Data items
+-------+

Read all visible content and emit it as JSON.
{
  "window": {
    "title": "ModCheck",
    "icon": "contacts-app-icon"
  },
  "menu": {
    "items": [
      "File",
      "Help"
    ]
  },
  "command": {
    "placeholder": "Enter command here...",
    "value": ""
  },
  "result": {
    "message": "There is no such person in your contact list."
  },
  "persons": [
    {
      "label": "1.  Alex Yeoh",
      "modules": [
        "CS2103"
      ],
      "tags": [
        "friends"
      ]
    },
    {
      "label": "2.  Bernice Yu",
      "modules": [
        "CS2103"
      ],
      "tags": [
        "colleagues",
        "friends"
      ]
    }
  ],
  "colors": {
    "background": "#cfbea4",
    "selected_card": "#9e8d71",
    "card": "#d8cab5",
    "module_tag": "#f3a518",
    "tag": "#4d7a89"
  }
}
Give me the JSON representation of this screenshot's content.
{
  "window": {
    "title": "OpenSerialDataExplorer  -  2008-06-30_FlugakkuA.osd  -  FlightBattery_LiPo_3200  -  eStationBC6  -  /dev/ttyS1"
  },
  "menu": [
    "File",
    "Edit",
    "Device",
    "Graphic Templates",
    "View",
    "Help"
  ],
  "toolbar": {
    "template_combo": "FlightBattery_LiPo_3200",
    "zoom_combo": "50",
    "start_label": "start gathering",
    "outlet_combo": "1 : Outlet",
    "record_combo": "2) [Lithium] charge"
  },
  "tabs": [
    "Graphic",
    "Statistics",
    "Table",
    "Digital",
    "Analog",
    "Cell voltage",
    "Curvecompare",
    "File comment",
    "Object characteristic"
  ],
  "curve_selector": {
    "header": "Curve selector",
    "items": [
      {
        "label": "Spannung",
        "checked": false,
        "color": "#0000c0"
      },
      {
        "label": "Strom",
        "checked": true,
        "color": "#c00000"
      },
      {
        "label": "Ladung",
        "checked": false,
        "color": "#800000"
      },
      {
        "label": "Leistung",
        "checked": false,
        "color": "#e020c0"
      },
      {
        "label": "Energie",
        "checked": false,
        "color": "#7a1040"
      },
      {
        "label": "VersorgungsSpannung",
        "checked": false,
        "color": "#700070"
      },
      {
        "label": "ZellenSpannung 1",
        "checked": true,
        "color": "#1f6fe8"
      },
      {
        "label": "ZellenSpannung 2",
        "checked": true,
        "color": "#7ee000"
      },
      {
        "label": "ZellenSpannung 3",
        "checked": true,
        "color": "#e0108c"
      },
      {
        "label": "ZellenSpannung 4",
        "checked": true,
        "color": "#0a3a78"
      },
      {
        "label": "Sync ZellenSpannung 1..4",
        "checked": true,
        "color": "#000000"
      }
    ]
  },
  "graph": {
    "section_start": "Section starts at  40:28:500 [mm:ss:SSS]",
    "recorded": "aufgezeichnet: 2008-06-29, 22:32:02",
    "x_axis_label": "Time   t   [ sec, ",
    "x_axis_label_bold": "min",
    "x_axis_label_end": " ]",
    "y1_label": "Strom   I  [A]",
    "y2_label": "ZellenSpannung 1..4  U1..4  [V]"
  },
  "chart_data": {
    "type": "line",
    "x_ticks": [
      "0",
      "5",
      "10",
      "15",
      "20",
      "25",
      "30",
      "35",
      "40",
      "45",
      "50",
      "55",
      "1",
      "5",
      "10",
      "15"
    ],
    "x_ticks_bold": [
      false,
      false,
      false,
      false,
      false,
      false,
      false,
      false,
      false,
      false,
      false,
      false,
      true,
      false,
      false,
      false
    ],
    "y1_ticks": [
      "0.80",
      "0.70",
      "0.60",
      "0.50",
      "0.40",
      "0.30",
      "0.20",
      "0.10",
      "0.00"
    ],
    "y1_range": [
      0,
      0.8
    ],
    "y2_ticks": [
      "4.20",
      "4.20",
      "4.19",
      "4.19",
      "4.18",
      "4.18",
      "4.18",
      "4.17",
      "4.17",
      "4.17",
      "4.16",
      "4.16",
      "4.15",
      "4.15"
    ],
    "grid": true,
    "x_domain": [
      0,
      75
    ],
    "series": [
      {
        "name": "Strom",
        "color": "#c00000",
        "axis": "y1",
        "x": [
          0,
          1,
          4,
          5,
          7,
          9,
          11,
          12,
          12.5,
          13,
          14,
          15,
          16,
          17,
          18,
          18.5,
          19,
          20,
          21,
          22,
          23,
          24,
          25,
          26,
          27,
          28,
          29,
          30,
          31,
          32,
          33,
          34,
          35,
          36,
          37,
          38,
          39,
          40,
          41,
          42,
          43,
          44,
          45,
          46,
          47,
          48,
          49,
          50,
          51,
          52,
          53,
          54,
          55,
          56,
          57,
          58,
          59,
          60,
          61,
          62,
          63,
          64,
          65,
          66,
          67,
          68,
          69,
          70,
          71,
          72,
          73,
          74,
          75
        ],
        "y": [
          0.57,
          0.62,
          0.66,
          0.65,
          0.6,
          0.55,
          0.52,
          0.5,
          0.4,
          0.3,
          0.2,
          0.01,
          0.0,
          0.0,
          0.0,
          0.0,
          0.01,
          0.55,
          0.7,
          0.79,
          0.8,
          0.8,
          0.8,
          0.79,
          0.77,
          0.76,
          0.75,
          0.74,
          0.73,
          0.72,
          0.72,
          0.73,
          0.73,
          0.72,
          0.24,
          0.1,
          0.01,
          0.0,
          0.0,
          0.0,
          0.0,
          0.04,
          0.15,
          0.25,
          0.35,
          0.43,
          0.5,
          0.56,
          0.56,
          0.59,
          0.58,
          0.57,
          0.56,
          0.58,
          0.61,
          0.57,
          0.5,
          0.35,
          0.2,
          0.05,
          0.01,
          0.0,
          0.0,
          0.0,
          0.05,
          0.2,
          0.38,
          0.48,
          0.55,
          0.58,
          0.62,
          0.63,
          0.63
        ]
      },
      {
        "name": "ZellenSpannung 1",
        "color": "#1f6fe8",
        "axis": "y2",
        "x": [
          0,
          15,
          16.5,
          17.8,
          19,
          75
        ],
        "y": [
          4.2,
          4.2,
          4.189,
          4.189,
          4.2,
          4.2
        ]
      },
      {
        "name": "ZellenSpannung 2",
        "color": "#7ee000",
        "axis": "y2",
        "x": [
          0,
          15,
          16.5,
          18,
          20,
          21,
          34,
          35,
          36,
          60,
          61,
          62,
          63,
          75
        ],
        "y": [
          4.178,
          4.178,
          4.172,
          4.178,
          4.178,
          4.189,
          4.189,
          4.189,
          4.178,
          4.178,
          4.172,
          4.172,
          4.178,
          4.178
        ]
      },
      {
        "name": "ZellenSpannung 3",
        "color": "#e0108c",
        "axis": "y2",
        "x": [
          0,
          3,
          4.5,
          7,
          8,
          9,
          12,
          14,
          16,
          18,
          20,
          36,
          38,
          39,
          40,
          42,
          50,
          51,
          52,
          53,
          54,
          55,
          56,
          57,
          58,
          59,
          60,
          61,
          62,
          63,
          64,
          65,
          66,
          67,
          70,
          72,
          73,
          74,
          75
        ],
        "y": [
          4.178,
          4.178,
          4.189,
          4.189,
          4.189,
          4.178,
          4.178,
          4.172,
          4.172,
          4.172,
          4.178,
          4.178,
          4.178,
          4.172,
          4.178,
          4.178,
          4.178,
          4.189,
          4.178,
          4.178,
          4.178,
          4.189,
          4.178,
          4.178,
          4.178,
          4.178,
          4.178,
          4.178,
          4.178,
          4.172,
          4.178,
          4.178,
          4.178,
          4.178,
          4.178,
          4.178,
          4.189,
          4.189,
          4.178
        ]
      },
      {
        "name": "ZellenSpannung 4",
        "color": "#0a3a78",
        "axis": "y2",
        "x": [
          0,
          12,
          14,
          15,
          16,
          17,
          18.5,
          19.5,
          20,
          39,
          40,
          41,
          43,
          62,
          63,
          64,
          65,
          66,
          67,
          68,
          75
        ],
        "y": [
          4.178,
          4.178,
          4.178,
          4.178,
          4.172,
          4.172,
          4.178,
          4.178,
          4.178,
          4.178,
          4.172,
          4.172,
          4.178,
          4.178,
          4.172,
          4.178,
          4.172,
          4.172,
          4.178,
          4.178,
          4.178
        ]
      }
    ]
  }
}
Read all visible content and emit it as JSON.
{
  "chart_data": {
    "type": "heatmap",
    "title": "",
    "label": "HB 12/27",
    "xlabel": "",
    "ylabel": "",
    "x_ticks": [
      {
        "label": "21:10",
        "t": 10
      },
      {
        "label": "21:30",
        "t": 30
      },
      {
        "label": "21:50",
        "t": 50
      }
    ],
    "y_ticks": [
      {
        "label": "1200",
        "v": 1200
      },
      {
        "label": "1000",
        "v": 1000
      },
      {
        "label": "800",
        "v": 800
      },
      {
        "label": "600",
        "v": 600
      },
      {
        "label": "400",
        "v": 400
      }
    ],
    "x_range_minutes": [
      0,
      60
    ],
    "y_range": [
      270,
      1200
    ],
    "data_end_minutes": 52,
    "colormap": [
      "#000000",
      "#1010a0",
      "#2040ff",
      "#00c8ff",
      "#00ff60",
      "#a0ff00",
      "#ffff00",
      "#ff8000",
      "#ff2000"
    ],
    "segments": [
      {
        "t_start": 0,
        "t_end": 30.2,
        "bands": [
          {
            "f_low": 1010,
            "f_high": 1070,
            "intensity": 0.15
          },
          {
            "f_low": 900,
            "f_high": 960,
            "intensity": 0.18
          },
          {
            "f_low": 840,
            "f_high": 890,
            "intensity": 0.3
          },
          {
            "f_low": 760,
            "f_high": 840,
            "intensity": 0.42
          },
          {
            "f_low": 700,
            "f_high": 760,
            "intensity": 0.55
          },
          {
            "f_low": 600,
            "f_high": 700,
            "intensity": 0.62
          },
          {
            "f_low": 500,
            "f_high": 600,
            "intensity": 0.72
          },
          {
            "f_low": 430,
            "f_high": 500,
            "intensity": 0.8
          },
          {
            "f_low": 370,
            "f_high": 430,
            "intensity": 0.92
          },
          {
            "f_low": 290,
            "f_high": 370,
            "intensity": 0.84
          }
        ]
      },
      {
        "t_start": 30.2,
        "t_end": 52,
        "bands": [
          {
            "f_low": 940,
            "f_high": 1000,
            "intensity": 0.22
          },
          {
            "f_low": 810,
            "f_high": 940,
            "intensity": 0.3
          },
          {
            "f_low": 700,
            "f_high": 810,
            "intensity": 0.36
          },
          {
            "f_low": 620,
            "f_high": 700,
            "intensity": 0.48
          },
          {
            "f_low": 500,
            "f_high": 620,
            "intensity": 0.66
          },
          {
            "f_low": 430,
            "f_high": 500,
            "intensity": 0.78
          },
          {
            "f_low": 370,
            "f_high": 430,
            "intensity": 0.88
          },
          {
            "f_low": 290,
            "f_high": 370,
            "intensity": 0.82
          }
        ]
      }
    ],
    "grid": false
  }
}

+-------+

- Task to carry out
Within the listing above, copy each line that has the string "name".

- Expected answer
        "name": "Strom",
        "name": "ZellenSpannung 1",
        "name": "ZellenSpannung 2",
        "name": "ZellenSpannung 3",
        "name": "ZellenSpannung 4",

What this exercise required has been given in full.